§ **Your task**
Omit all images, then return the remaining material exactly as it stands.

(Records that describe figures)
+===+

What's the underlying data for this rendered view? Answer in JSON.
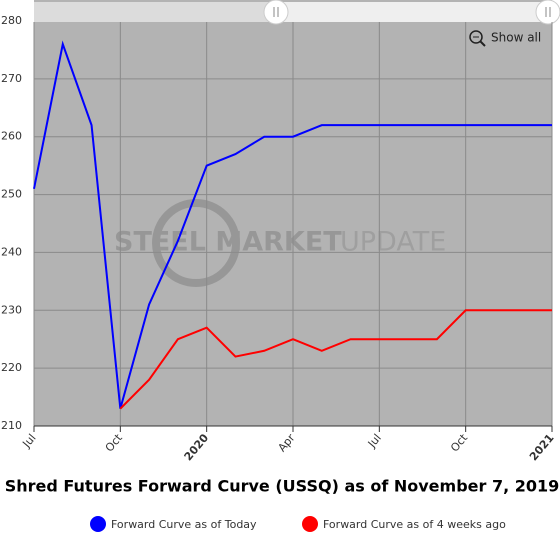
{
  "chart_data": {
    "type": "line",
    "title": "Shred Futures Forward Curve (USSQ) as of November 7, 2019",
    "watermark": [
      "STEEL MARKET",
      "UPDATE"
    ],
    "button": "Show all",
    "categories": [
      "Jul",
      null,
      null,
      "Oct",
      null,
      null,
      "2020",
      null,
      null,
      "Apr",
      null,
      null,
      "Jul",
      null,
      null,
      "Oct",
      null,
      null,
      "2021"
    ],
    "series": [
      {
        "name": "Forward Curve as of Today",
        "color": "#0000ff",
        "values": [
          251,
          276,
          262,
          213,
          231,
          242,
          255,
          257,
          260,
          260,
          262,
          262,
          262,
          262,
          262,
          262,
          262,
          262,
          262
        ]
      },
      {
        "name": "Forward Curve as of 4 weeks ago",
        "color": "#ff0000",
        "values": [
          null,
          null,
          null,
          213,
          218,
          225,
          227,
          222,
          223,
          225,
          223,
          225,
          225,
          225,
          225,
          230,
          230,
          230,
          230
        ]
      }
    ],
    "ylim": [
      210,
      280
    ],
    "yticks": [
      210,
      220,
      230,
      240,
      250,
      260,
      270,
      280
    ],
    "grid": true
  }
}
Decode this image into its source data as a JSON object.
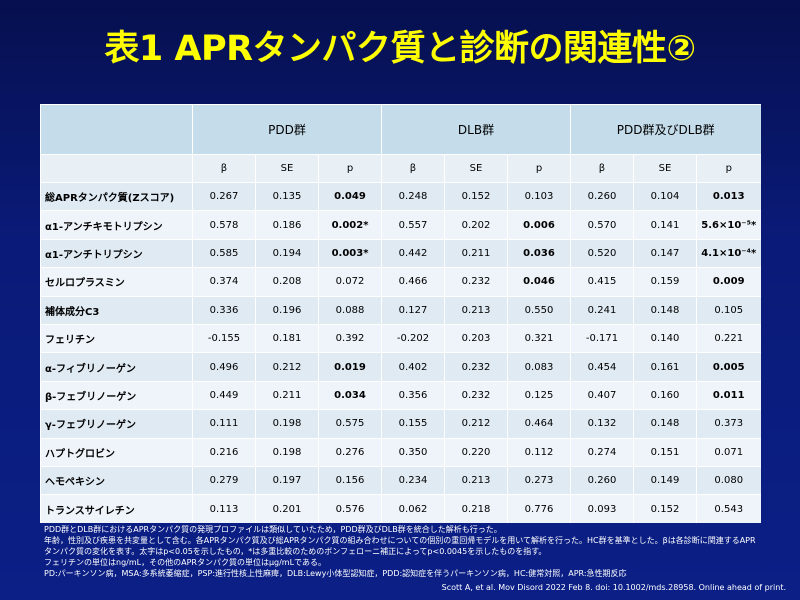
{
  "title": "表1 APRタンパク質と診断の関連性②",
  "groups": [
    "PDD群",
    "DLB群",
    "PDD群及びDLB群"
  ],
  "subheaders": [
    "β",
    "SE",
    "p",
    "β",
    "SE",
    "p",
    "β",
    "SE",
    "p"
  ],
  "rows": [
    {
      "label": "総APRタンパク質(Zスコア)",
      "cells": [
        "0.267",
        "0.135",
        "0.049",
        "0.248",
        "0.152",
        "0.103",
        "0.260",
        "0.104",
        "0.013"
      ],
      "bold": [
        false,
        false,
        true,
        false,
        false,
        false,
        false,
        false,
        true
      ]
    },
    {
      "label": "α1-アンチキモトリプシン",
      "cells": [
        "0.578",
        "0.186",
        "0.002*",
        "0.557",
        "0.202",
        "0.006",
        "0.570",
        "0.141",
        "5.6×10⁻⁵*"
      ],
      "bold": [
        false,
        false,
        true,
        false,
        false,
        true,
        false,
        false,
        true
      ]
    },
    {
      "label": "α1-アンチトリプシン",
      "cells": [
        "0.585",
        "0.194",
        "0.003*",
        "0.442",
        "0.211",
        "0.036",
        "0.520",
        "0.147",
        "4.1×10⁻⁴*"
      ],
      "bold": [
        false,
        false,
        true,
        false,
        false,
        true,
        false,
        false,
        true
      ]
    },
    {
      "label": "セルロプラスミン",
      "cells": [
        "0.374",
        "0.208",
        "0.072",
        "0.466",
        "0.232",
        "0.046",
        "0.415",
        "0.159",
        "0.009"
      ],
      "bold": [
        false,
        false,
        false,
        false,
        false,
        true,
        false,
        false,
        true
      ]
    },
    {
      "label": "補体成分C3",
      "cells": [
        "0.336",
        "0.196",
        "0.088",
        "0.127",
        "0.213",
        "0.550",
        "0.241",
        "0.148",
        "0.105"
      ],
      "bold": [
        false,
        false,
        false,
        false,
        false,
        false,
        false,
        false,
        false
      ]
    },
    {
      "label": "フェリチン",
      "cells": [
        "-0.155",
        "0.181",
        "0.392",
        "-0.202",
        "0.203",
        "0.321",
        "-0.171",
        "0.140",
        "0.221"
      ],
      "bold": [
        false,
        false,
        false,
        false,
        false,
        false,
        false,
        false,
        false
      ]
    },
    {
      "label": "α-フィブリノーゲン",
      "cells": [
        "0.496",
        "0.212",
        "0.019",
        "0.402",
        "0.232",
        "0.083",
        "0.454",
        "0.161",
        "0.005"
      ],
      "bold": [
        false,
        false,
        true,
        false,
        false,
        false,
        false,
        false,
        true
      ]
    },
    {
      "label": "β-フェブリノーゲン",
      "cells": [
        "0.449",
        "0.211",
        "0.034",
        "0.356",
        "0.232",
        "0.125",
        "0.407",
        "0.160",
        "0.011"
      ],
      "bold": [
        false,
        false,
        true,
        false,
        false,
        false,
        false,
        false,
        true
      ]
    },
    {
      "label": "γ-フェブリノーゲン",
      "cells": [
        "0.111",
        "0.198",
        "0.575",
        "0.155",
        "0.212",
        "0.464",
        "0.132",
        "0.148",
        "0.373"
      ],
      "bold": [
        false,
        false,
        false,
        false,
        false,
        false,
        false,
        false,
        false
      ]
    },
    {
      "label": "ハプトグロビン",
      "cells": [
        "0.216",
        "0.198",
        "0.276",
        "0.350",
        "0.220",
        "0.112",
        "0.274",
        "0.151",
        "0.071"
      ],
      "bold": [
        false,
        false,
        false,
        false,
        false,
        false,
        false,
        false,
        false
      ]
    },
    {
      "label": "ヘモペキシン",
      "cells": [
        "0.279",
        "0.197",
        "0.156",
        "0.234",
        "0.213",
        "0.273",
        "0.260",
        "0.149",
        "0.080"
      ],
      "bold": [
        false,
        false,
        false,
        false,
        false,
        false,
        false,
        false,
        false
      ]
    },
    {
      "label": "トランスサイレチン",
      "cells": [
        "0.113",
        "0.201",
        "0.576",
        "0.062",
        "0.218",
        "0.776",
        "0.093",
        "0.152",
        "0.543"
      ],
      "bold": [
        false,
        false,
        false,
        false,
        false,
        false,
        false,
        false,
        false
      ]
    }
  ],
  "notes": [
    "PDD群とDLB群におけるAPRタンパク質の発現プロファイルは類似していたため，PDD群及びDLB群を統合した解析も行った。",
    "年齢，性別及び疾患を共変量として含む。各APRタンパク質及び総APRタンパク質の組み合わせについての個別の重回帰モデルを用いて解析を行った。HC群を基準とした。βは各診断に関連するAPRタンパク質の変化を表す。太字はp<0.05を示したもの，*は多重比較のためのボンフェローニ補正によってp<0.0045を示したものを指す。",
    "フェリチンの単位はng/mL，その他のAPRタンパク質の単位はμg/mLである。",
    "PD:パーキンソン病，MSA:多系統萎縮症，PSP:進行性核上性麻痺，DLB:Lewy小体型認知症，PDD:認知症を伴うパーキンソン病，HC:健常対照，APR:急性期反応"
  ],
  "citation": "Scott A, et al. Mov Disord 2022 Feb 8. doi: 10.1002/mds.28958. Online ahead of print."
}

+===+

§ **The answer**
What's the underlying data for this rendered view? Answer in JSON.
{
  "chart_data": {
    "type": "line",
    "title": "Shred Futures Forward Curve (USSQ) as of November 7, 2019",
    "watermark": [
      "STEEL MARKET",
      "UPDATE"
    ],
    "button": "Show all",
    "categories": [
      "Jul",
      null,
      null,
      "Oct",
      null,
      null,
      "2020",
      null,
      null,
      "Apr",
      null,
      null,
      "Jul",
      null,
      null,
      "Oct",
      null,
      null,
      "2021"
    ],
    "series": [
      {
        "name": "Forward Curve as of Today",
        "color": "#0000ff",
        "values": [
          251,
          276,
          262,
          213,
          231,
          242,
          255,
          257,
          260,
          260,
          262,
          262,
          262,
          262,
          262,
          262,
          262,
          262,
          262
        ]
      },
      {
        "name": "Forward Curve as of 4 weeks ago",
        "color": "#ff0000",
        "values": [
          null,
          null,
          null,
          213,
          218,
          225,
          227,
          222,
          223,
          225,
          223,
          225,
          225,
          225,
          225,
          230,
          230,
          230,
          230
        ]
      }
    ],
    "ylim": [
      210,
      280
    ],
    "yticks": [
      210,
      220,
      230,
      240,
      250,
      260,
      270,
      280
    ],
    "grid": true
  }
}
Decode this image into its source data as a JSON object.
{
  "title": "表1 APRタンパク質と診断の関連性②",
  "groups": [
    "PDD群",
    "DLB群",
    "PDD群及びDLB群"
  ],
  "subheaders": [
    "β",
    "SE",
    "p",
    "β",
    "SE",
    "p",
    "β",
    "SE",
    "p"
  ],
  "rows": [
    {
      "label": "総APRタンパク質(Zスコア)",
      "cells": [
        "0.267",
        "0.135",
        "0.049",
        "0.248",
        "0.152",
        "0.103",
        "0.260",
        "0.104",
        "0.013"
      ],
      "bold": [
        false,
        false,
        true,
        false,
        false,
        false,
        false,
        false,
        true
      ]
    },
    {
      "label": "α1-アンチキモトリプシン",
      "cells": [
        "0.578",
        "0.186",
        "0.002*",
        "0.557",
        "0.202",
        "0.006",
        "0.570",
        "0.141",
        "5.6×10⁻⁵*"
      ],
      "bold": [
        false,
        false,
        true,
        false,
        false,
        true,
        false,
        false,
        true
      ]
    },
    {
      "label": "α1-アンチトリプシン",
      "cells": [
        "0.585",
        "0.194",
        "0.003*",
        "0.442",
        "0.211",
        "0.036",
        "0.520",
        "0.147",
        "4.1×10⁻⁴*"
      ],
      "bold": [
        false,
        false,
        true,
        false,
        false,
        true,
        false,
        false,
        true
      ]
    },
    {
      "label": "セルロプラスミン",
      "cells": [
        "0.374",
        "0.208",
        "0.072",
        "0.466",
        "0.232",
        "0.046",
        "0.415",
        "0.159",
        "0.009"
      ],
      "bold": [
        false,
        false,
        false,
        false,
        false,
        true,
        false,
        false,
        true
      ]
    },
    {
      "label": "補体成分C3",
      "cells": [
        "0.336",
        "0.196",
        "0.088",
        "0.127",
        "0.213",
        "0.550",
        "0.241",
        "0.148",
        "0.105"
      ],
      "bold": [
        false,
        false,
        false,
        false,
        false,
        false,
        false,
        false,
        false
      ]
    },
    {
      "label": "フェリチン",
      "cells": [
        "-0.155",
        "0.181",
        "0.392",
        "-0.202",
        "0.203",
        "0.321",
        "-0.171",
        "0.140",
        "0.221"
      ],
      "bold": [
        false,
        false,
        false,
        false,
        false,
        false,
        false,
        false,
        false
      ]
    },
    {
      "label": "α-フィブリノーゲン",
      "cells": [
        "0.496",
        "0.212",
        "0.019",
        "0.402",
        "0.232",
        "0.083",
        "0.454",
        "0.161",
        "0.005"
      ],
      "bold": [
        false,
        false,
        true,
        false,
        false,
        false,
        false,
        false,
        true
      ]
    },
    {
      "label": "β-フェブリノーゲン",
      "cells": [
        "0.449",
        "0.211",
        "0.034",
        "0.356",
        "0.232",
        "0.125",
        "0.407",
        "0.160",
        "0.011"
      ],
      "bold": [
        false,
        false,
        true,
        false,
        false,
        false,
        false,
        false,
        true
      ]
    },
    {
      "label": "γ-フェブリノーゲン",
      "cells": [
        "0.111",
        "0.198",
        "0.575",
        "0.155",
        "0.212",
        "0.464",
        "0.132",
        "0.148",
        "0.373"
      ],
      "bold": [
        false,
        false,
        false,
        false,
        false,
        false,
        false,
        false,
        false
      ]
    },
    {
      "label": "ハプトグロビン",
      "cells": [
        "0.216",
        "0.198",
        "0.276",
        "0.350",
        "0.220",
        "0.112",
        "0.274",
        "0.151",
        "0.071"
      ],
      "bold": [
        false,
        false,
        false,
        false,
        false,
        false,
        false,
        false,
        false
      ]
    },
    {
      "label": "ヘモペキシン",
      "cells": [
        "0.279",
        "0.197",
        "0.156",
        "0.234",
        "0.213",
        "0.273",
        "0.260",
        "0.149",
        "0.080"
      ],
      "bold": [
        false,
        false,
        false,
        false,
        false,
        false,
        false,
        false,
        false
      ]
    },
    {
      "label": "トランスサイレチン",
      "cells": [
        "0.113",
        "0.201",
        "0.576",
        "0.062",
        "0.218",
        "0.776",
        "0.093",
        "0.152",
        "0.543"
      ],
      "bold": [
        false,
        false,
        false,
        false,
        false,
        false,
        false,
        false,
        false
      ]
    }
  ],
  "notes": [
    "PDD群とDLB群におけるAPRタンパク質の発現プロファイルは類似していたため，PDD群及びDLB群を統合した解析も行った。",
    "年齢，性別及び疾患を共変量として含む。各APRタンパク質及び総APRタンパク質の組み合わせについての個別の重回帰モデルを用いて解析を行った。HC群を基準とした。βは各診断に関連するAPRタンパク質の変化を表す。太字はp<0.05を示したもの，*は多重比較のためのボンフェローニ補正によってp<0.0045を示したものを指す。",
    "フェリチンの単位はng/mL，その他のAPRタンパク質の単位はμg/mLである。",
    "PD:パーキンソン病，MSA:多系統萎縮症，PSP:進行性核上性麻痺，DLB:Lewy小体型認知症，PDD:認知症を伴うパーキンソン病，HC:健常対照，APR:急性期反応"
  ],
  "citation": "Scott A, et al. Mov Disord 2022 Feb 8. doi: 10.1002/mds.28958. Online ahead of print."
}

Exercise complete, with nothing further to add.